=== What to do ===
Lines containing the string "John" are to be collected in full.

(Entries from a dataset)
▽

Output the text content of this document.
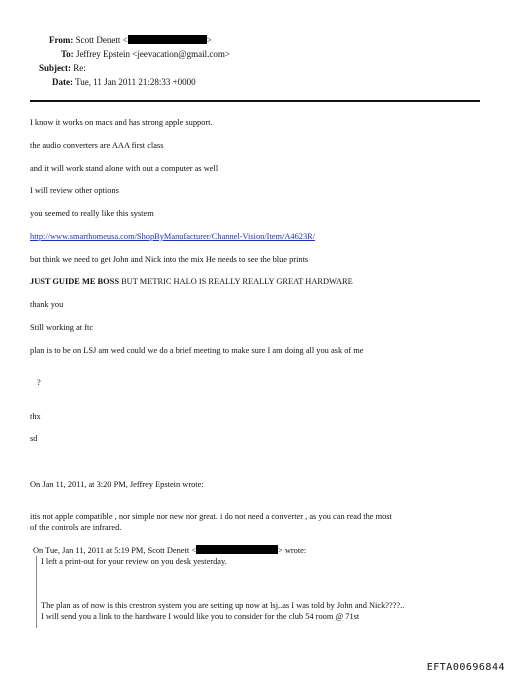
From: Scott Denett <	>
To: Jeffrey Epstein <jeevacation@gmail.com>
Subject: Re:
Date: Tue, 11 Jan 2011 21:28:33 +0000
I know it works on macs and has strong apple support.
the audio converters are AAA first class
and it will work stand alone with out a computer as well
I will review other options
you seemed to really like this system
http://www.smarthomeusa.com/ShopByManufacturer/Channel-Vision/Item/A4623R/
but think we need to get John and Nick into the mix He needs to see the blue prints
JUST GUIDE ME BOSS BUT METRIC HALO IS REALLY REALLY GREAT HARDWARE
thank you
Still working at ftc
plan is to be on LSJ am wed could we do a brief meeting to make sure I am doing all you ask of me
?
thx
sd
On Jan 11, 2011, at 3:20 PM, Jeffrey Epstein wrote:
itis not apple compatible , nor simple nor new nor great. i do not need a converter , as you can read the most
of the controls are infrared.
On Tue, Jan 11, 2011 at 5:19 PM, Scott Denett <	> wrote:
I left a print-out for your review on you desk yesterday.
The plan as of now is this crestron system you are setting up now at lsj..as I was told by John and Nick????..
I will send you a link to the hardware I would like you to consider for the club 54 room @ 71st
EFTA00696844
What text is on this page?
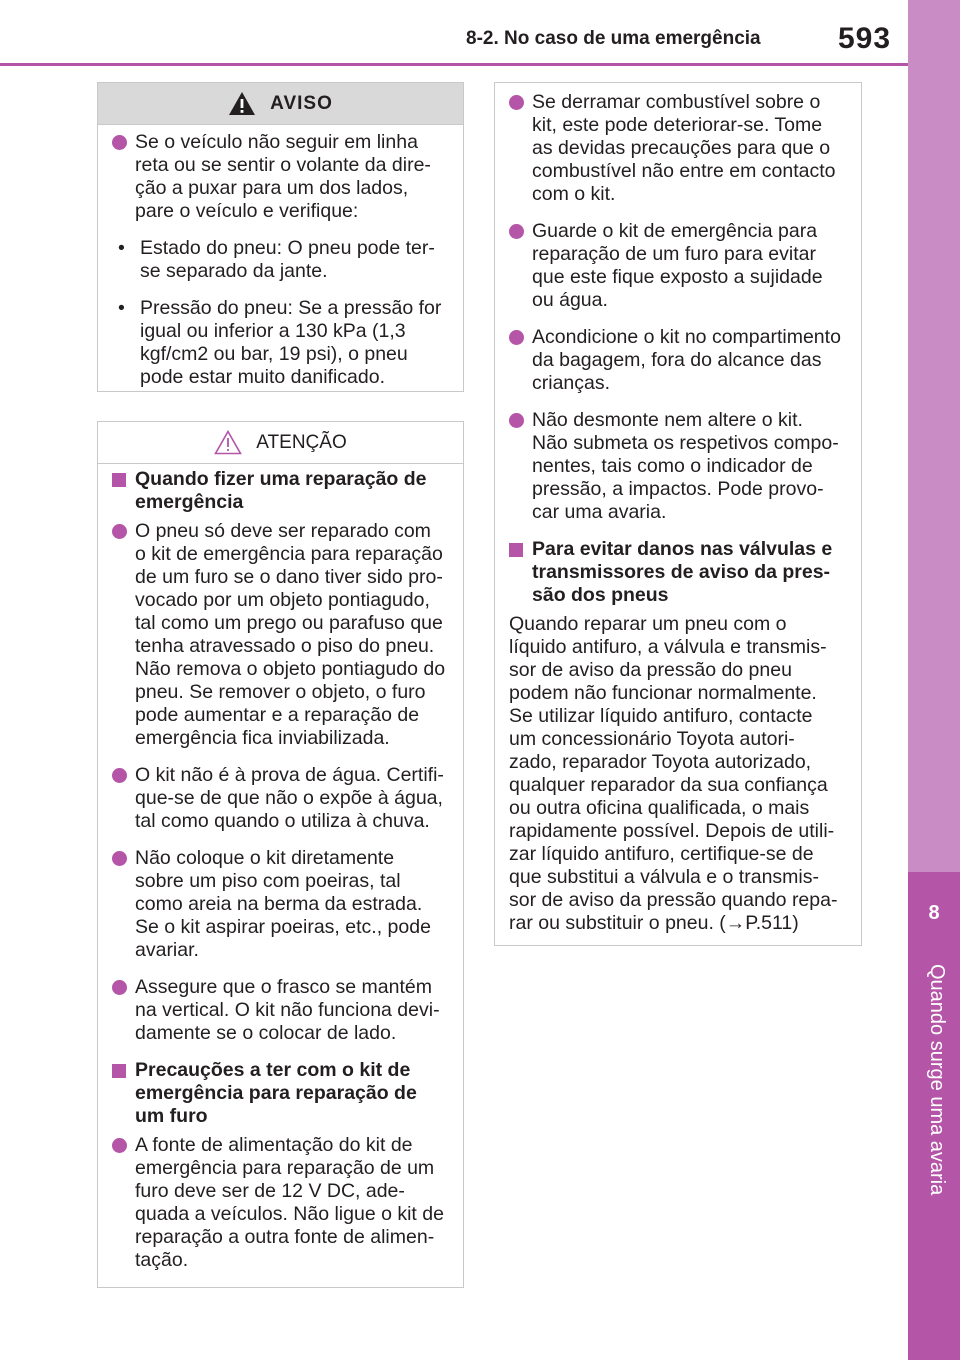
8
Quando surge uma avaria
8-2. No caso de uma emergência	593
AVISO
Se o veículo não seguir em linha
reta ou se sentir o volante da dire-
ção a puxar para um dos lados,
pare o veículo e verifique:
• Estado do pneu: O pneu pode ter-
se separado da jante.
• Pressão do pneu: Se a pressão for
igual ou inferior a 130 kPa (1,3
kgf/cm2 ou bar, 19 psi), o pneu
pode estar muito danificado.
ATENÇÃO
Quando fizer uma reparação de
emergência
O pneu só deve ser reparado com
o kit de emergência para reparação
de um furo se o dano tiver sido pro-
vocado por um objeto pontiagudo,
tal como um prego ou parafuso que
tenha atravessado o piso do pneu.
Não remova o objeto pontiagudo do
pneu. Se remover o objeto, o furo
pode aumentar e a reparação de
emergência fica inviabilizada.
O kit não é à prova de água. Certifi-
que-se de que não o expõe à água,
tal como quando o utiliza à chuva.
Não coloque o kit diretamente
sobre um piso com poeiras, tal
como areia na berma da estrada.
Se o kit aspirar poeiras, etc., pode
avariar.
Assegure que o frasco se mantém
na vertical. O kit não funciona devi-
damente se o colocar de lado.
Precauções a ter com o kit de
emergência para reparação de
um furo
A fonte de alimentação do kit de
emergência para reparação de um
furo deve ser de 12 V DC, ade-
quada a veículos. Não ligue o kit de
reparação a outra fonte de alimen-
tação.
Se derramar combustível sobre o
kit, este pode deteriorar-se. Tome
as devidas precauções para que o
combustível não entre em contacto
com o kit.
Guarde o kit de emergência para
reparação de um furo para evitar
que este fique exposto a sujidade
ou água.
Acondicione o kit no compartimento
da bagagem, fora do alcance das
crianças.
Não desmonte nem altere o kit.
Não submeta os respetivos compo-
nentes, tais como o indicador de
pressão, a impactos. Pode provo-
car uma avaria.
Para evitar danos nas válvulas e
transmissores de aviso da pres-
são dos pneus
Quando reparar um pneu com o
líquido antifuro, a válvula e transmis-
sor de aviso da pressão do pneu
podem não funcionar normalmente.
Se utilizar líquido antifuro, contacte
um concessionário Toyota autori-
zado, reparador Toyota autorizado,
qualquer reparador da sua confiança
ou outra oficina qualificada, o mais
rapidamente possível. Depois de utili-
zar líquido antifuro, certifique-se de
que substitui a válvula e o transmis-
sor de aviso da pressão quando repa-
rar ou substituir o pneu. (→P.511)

△
▽

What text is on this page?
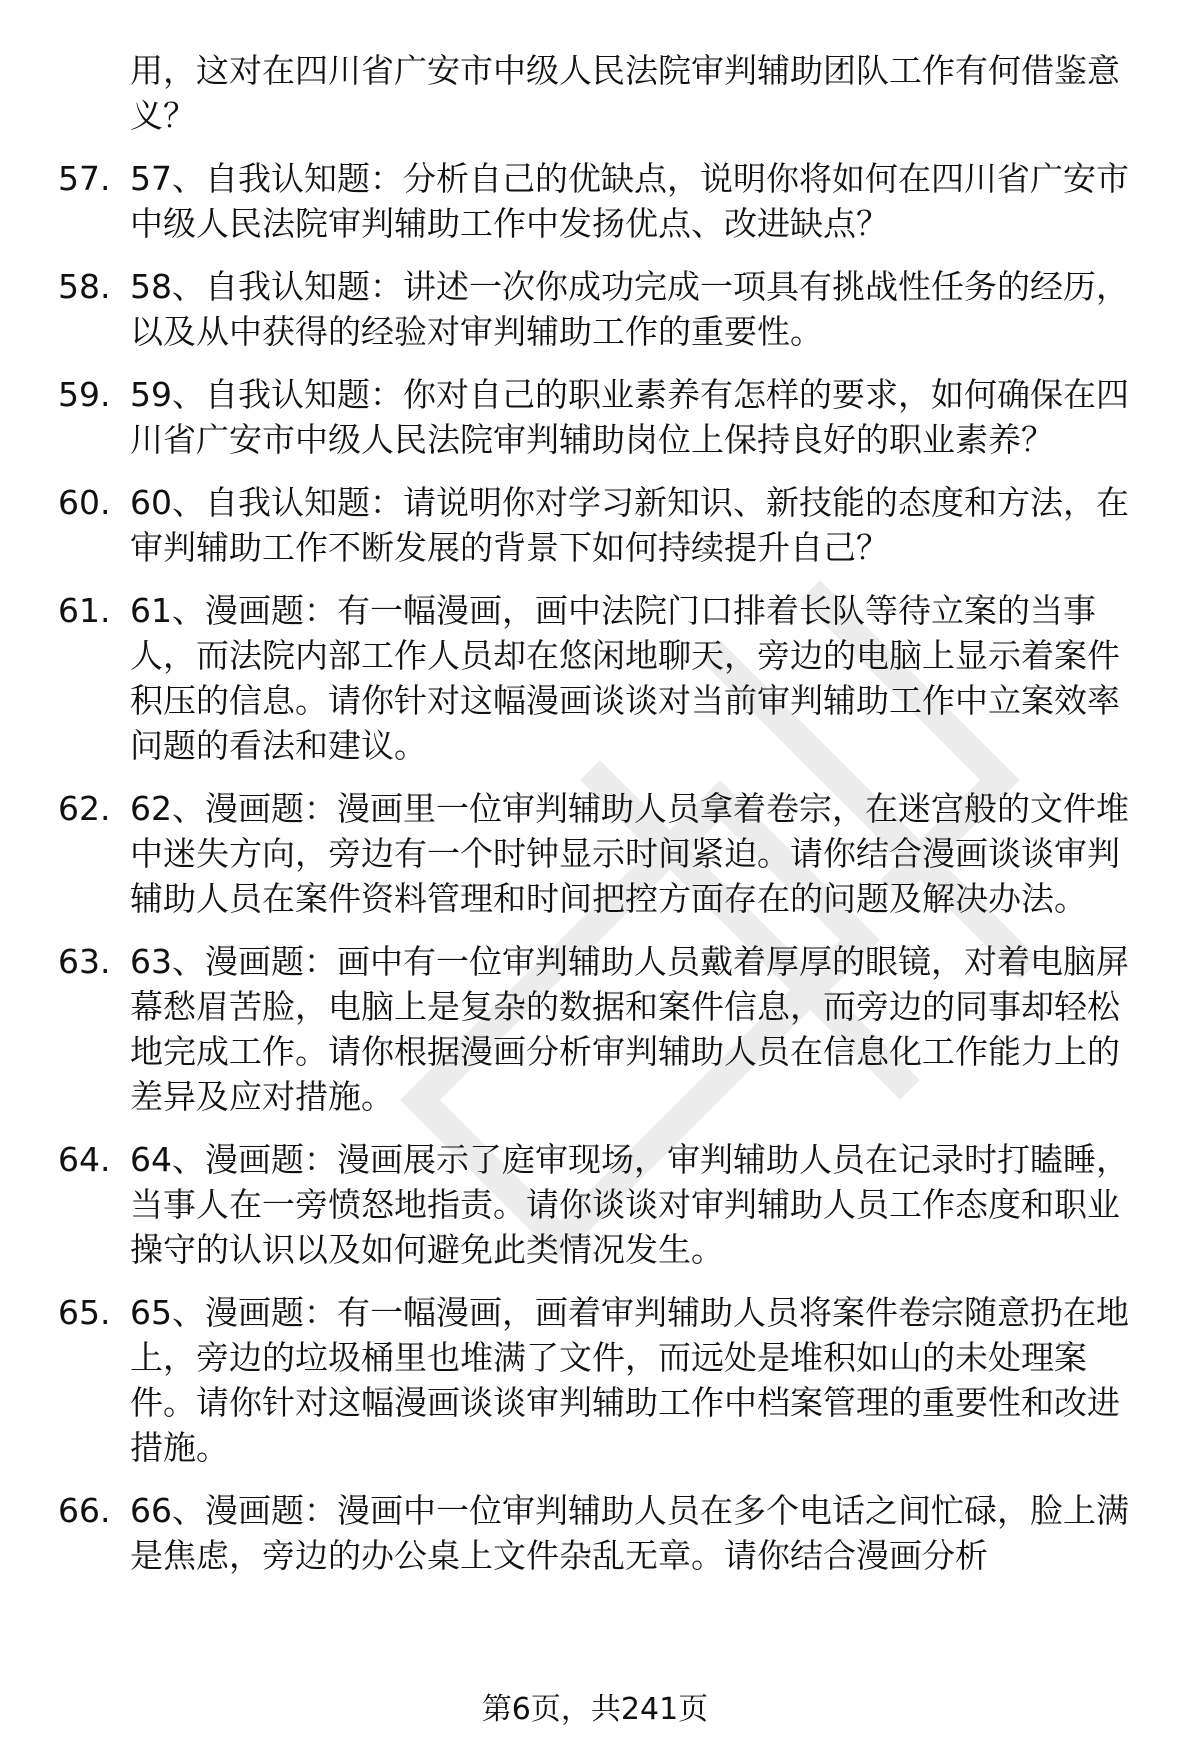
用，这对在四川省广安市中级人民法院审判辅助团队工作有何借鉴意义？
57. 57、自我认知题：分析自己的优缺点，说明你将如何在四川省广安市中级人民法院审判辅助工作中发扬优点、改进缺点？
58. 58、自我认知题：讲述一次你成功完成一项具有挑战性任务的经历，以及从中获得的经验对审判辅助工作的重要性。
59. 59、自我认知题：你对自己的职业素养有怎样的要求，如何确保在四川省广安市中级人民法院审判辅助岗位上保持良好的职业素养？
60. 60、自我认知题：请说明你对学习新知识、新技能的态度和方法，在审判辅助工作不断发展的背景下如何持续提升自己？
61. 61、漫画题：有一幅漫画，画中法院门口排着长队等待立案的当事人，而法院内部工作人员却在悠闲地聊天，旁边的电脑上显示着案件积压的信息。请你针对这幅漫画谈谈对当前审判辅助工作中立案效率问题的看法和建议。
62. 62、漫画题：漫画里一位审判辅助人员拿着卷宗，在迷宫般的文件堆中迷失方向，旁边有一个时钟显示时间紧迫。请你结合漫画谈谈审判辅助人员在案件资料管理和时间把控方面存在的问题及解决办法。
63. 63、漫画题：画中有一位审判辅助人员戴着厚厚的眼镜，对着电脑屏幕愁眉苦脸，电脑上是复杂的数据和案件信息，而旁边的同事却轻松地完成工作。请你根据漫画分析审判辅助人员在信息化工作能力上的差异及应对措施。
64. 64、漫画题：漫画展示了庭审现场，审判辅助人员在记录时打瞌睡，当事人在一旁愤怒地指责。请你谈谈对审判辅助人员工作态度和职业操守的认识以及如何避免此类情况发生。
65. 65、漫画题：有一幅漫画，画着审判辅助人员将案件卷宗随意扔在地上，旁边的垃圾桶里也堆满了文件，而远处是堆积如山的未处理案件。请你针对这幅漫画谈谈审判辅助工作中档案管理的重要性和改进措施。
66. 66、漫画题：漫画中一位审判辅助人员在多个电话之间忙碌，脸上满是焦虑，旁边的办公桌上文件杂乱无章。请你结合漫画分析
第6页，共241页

△

=== Final result ===
but think we need to get John and Nick into the mix He needs to see the blue prints
The plan as of now is this crestron system you are setting up now at lsj..as I was told by John and Nick????..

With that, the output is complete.